> _Problem A_: Repeat the article on the NSA and quantum computing from "A large-scale quantum" to "for national security.", swapping "Internet companies" for "technology firms".
> _Problem B_: Write the next part of the article on the NSA and quantum computing, picking up after its final sentence.

> _Source document_:
------------------------------------------------

The NSA appears to regard itself as running neck and neck with quantum computing labs sponsored by the European Union and the Swiss government, with steady progress but little prospect of an immediate breakthrough.

“The geographic scope has narrowed from a global effort to a discrete focus on the European Union and Switzerland,” one NSA document states.

Seth Lloyd, professor of quantum mechanical engineering at MIT, said the NSA’s focus is not misplaced. “The E.U. and Switzerland have made significant advances over the last decade and have caught up to the U.S. in quantum computing technology,” he said.

The NSA declined to comment for this story.

The documents, however, indicate that the agency carries out some of its research in large, shielded rooms known as Faraday cages, which are designed to prevent electromagnetic energy from coming in or out. Those, according to one brief description, are required “to keep delicate quantum computing experiments running.”

[Read a document describing classification levels related to quantum computing efforts]

The basic principle underlying quantum computing is known as “quantum superposition,” the idea that an object simultaneously exists in all states. A classical computer uses binary bits, which are either zeroes or ones. A quantum computer uses quantum bits, or qubits, which are simultaneously zero and one.

This seeming impossibility is part of the mystery that lies at the heart of quantum theory, which even theoretical physicists say no one completely understands.

“If you think you understand quantum mechanics, you don’t understand quantum mechanics,” said the late Nobel laureate Richard Feynman, who is widely regarded as the pioneer in quantum computing.

Here’s how it works, in theory: While a classical computer, however fast, must do one calculation at a time, a quantum computer can sometimes avoid having to make calculations that are unnecessary to solving a problem. That allows it to home in on the correct answer much more quickly and efficiently.

Quantum computing is so difficult to attain because of the fragile nature of such computers. In theory, the building blocks of such a computer might include individual atoms, photons or electrons. To maintain the quantum nature of the computer, these particles would need to be carefully isolated from their external environments.

“Quantum computers are extremely delicate, so if you don’t protect them from their environment, then the computation will be useless,” said Daniel Lidar, a professor of electrical engineering and the director of the Center for Quantum Information Science and Technology at the University of Southern California.

A working quantum computer would open the door to easily breaking the strongest encryption tools in use today, including a standard known as RSA, named for the initials of its creators. RSA scrambles communications, making them unreadable to anyone but the intended recipient, without requiring the use of a shared password. It is commonly used in Web browsers to secure financial transactions and in encrypted e-mails. RSA is used because of the difficulty of factoring the product of two large prime numbers. Breaking the encryption involves finding those two numbers. This cannot be done in a reasonable amount of time on a classical computer.

In 2009, computer scientists using classical methods were able to discover the primes within a 768-bit number, but it took almost two years and hundreds of computers to factor it. The scientists estimated that it would take 1,000 times longer to break a 1,024-bit encryption key, which is commonly used for online transactions.

A large-scale quantum computer, however, could theoretically break a 1,024-bit encryption much faster. Some leading Internet companies are moving to 2,048-bit keys, but even those are thought to be vulnerable to rapid decryption with a quantum computer.

Quantum computers have many applications for today’s scientific community, including the creation of artificial intelligence. But the NSA fears the implications for national security.

------------------------------------------------

> _Data segment_:
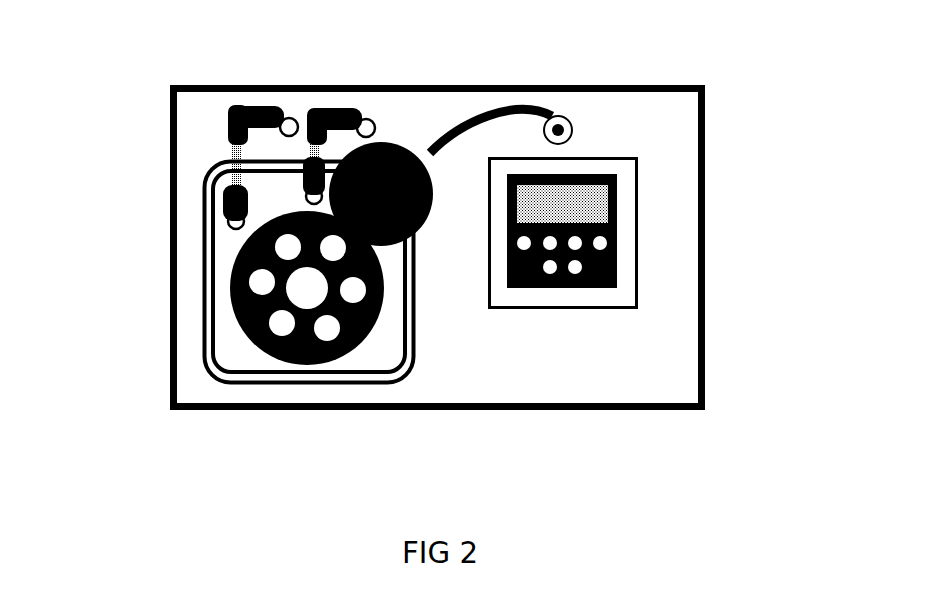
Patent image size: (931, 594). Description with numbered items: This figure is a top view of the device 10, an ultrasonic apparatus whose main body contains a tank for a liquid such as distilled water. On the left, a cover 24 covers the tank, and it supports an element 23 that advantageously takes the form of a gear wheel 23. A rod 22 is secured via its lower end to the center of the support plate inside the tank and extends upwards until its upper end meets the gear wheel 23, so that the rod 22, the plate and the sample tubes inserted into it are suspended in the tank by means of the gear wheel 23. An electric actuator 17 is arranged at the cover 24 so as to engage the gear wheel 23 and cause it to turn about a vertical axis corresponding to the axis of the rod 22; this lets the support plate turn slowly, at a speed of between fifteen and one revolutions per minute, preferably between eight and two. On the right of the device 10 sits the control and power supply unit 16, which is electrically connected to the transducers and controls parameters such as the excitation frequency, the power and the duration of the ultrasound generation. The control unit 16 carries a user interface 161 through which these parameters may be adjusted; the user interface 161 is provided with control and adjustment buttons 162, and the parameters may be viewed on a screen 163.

------------------------------------------------

> _Exercise result A_:
A large-scale quantum computer, however, could theoretically break a 1,024-bit encryption much faster. Some leading technology firms are moving to 2,048-bit keys, but even those are thought to be vulnerable to rapid decryption with a quantum computer.

Quantum computers have many applications for today’s scientific community, including the creation of artificial intelligence. But the NSA fears the implications for national security.

> _Exercise result B_:
“The application of quantum technologies to encryption algorithms threatens to dramatically impact the US government’s ability to both protect its communications and eavesdrop on the communications of foreign governments,” according to an internal document provided by Snowden.

Experts are not sure how feasible a quantum computer is in the near future. A decade ago, some experts said that developing a large quantum computer was likely 10 to 100 years in the future. Five years ago, Lloyd said the goal was at least 10 years away.

Last year, Jeff Forshaw, a professor at the University of Manchester, told Britain’s Guardian newspaper, “It is probably too soon to speculate on when the first full-scale quantum computer will be built but recent progress indicates that there is every reason to be optimistic.”

“I don’t think we’re likely to have the type of quantum computer the NSA wants within at least five years, in the absence of a significant breakthrough maybe much longer,” Lloyd told the Post in a recent interview.

However, some companies claim to already be producing small quantum computers. A Canadian company, D-Wave Systems , says it has been making quantum computers since 2009. In 2012, it sold a $10 million version to Google, NASA and the Universities Space Research Association, according to news reports.

That quantum computer, however, would never be useful for breaking public key encryption like RSA.

“Even if everything they’re claiming is correct, that computer, by its design, cannot run Shor’s algorithm,” said Matthew Green, a research professor at the Johns Hopkins Information Security Institute, referring to the algorithm that could be used to break encryption like RSA.

Experts believe that one of the largest hurdles to breaking encryption with a quantum computer is building a computer with enough qubits, which is difficult given the very fragile state of quantum computers. By the end of September, the NSA expected to be able to have some basic building blocks, which it described in a document as “dynamical decoupling and complete quantum control on two semiconductor qubits.”

“That’s a great step, but it’s a pretty small step on the road to building a large-scale quantum computer,” Lloyd said.

A quantum computer capable of breaking cryptography would need hundreds or thousands more qubits than that.

The budget for the National Intelligence Program, commonly referred to as the “black budget,” details the “Penetrating Hard Targets” project and noted that this step “will enable initial scaling towards large systems in related and follow-on efforts.”

Another project, called the “Owning the Net,” is using quantum research to support the creation of new quantum-based attacks on encryptions like RSA, documents show.

“The irony of quantum computing is that if you can imagine someone building a quantum computer that can break encryption a few decades into the future, then you need to be worried right now,” Lidar said.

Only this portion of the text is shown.